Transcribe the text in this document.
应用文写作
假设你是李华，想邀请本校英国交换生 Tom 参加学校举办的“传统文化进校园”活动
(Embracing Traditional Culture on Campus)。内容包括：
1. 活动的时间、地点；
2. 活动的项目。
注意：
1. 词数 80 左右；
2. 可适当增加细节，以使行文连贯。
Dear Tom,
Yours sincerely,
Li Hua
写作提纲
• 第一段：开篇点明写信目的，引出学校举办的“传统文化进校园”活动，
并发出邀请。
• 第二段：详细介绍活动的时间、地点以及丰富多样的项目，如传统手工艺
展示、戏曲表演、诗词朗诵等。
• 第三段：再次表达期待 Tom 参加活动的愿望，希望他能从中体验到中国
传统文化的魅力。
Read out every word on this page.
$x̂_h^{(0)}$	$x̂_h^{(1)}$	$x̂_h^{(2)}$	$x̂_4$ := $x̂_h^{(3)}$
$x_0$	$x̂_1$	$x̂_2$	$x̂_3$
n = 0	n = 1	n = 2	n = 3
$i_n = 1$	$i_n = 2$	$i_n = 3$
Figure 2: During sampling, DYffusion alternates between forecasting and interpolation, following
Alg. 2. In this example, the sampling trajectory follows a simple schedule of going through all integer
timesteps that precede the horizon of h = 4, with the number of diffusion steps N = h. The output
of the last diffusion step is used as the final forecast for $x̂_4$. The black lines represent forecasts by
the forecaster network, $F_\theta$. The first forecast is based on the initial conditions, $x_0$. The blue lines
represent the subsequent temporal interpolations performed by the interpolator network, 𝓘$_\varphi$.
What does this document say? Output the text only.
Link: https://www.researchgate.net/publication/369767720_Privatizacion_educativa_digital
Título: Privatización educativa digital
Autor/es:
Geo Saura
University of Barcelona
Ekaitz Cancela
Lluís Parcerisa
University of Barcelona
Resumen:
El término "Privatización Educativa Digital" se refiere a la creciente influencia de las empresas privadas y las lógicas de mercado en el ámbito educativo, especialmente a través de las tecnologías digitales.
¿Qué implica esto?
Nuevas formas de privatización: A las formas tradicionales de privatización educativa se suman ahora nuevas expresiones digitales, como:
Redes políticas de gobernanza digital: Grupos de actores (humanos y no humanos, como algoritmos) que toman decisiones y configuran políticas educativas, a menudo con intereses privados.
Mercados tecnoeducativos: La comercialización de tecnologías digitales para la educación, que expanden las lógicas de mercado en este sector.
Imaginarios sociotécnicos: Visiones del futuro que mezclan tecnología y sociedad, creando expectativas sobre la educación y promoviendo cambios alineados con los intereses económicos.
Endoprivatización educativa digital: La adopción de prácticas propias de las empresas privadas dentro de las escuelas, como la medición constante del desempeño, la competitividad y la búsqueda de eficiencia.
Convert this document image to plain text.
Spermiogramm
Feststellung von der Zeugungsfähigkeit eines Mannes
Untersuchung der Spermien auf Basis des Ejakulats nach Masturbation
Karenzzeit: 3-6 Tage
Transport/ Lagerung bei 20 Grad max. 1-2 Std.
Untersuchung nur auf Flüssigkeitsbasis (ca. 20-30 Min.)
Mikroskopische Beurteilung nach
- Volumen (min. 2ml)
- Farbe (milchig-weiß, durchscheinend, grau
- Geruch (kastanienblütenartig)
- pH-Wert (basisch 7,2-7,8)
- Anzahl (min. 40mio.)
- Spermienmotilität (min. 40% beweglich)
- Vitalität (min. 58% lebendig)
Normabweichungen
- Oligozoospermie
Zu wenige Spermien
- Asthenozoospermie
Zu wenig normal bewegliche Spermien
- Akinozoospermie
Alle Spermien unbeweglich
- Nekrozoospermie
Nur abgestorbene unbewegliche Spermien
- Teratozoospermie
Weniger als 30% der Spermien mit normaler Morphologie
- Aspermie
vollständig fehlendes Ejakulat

**WHAT TO DO**: Print out the whole listing exactly as it appears.

**RESPONSE TO THE TASK**:
Transcribe the text in this document.
应用文写作
假设你是李华，想邀请本校英国交换生 Tom 参加学校举办的“传统文化进校园”活动
(Embracing Traditional Culture on Campus)。内容包括：
1. 活动的时间、地点；
2. 活动的项目。
注意：
1. 词数 80 左右；
2. 可适当增加细节，以使行文连贯。
Dear Tom,
Yours sincerely,
Li Hua
写作提纲
• 第一段：开篇点明写信目的，引出学校举办的“传统文化进校园”活动，
并发出邀请。
• 第二段：详细介绍活动的时间、地点以及丰富多样的项目，如传统手工艺
展示、戏曲表演、诗词朗诵等。
• 第三段：再次表达期待 Tom 参加活动的愿望，希望他能从中体验到中国
传统文化的魅力。
Read out every word on this page.
$x̂_h^{(0)}$	$x̂_h^{(1)}$	$x̂_h^{(2)}$	$x̂_4$ := $x̂_h^{(3)}$
$x_0$	$x̂_1$	$x̂_2$	$x̂_3$
n = 0	n = 1	n = 2	n = 3
$i_n = 1$	$i_n = 2$	$i_n = 3$
Figure 2: During sampling, DYffusion alternates between forecasting and interpolation, following
Alg. 2. In this example, the sampling trajectory follows a simple schedule of going through all integer
timesteps that precede the horizon of h = 4, with the number of diffusion steps N = h. The output
of the last diffusion step is used as the final forecast for $x̂_4$. The black lines represent forecasts by
the forecaster network, $F_\theta$. The first forecast is based on the initial conditions, $x_0$. The blue lines
represent the subsequent temporal interpolations performed by the interpolator network, 𝓘$_\varphi$.
What does this document say? Output the text only.
Link: https://www.researchgate.net/publication/369767720_Privatizacion_educativa_digital
Título: Privatización educativa digital
Autor/es:
Geo Saura
University of Barcelona
Ekaitz Cancela
Lluís Parcerisa
University of Barcelona
Resumen:
El término "Privatización Educativa Digital" se refiere a la creciente influencia de las empresas privadas y las lógicas de mercado en el ámbito educativo, especialmente a través de las tecnologías digitales.
¿Qué implica esto?
Nuevas formas de privatización: A las formas tradicionales de privatización educativa se suman ahora nuevas expresiones digitales, como:
Redes políticas de gobernanza digital: Grupos de actores (humanos y no humanos, como algoritmos) que toman decisiones y configuran políticas educativas, a menudo con intereses privados.
Mercados tecnoeducativos: La comercialización de tecnologías digitales para la educación, que expanden las lógicas de mercado en este sector.
Imaginarios sociotécnicos: Visiones del futuro que mezclan tecnología y sociedad, creando expectativas sobre la educación y promoviendo cambios alineados con los intereses económicos.
Endoprivatización educativa digital: La adopción de prácticas propias de las empresas privadas dentro de las escuelas, como la medición constante del desempeño, la competitividad y la búsqueda de eficiencia.
Convert this document image to plain text.
Spermiogramm
Feststellung von der Zeugungsfähigkeit eines Mannes
Untersuchung der Spermien auf Basis des Ejakulats nach Masturbation
Karenzzeit: 3-6 Tage
Transport/ Lagerung bei 20 Grad max. 1-2 Std.
Untersuchung nur auf Flüssigkeitsbasis (ca. 20-30 Min.)
Mikroskopische Beurteilung nach
- Volumen (min. 2ml)
- Farbe (milchig-weiß, durchscheinend, grau
- Geruch (kastanienblütenartig)
- pH-Wert (basisch 7,2-7,8)
- Anzahl (min. 40mio.)
- Spermienmotilität (min. 40% beweglich)
- Vitalität (min. 58% lebendig)
Normabweichungen
- Oligozoospermie
Zu wenige Spermien
- Asthenozoospermie
Zu wenig normal bewegliche Spermien
- Akinozoospermie
Alle Spermien unbeweglich
- Nekrozoospermie
Nur abgestorbene unbewegliche Spermien
- Teratozoospermie
Weniger als 30% der Spermien mit normaler Morphologie
- Aspermie
vollständig fehlendes Ejakulat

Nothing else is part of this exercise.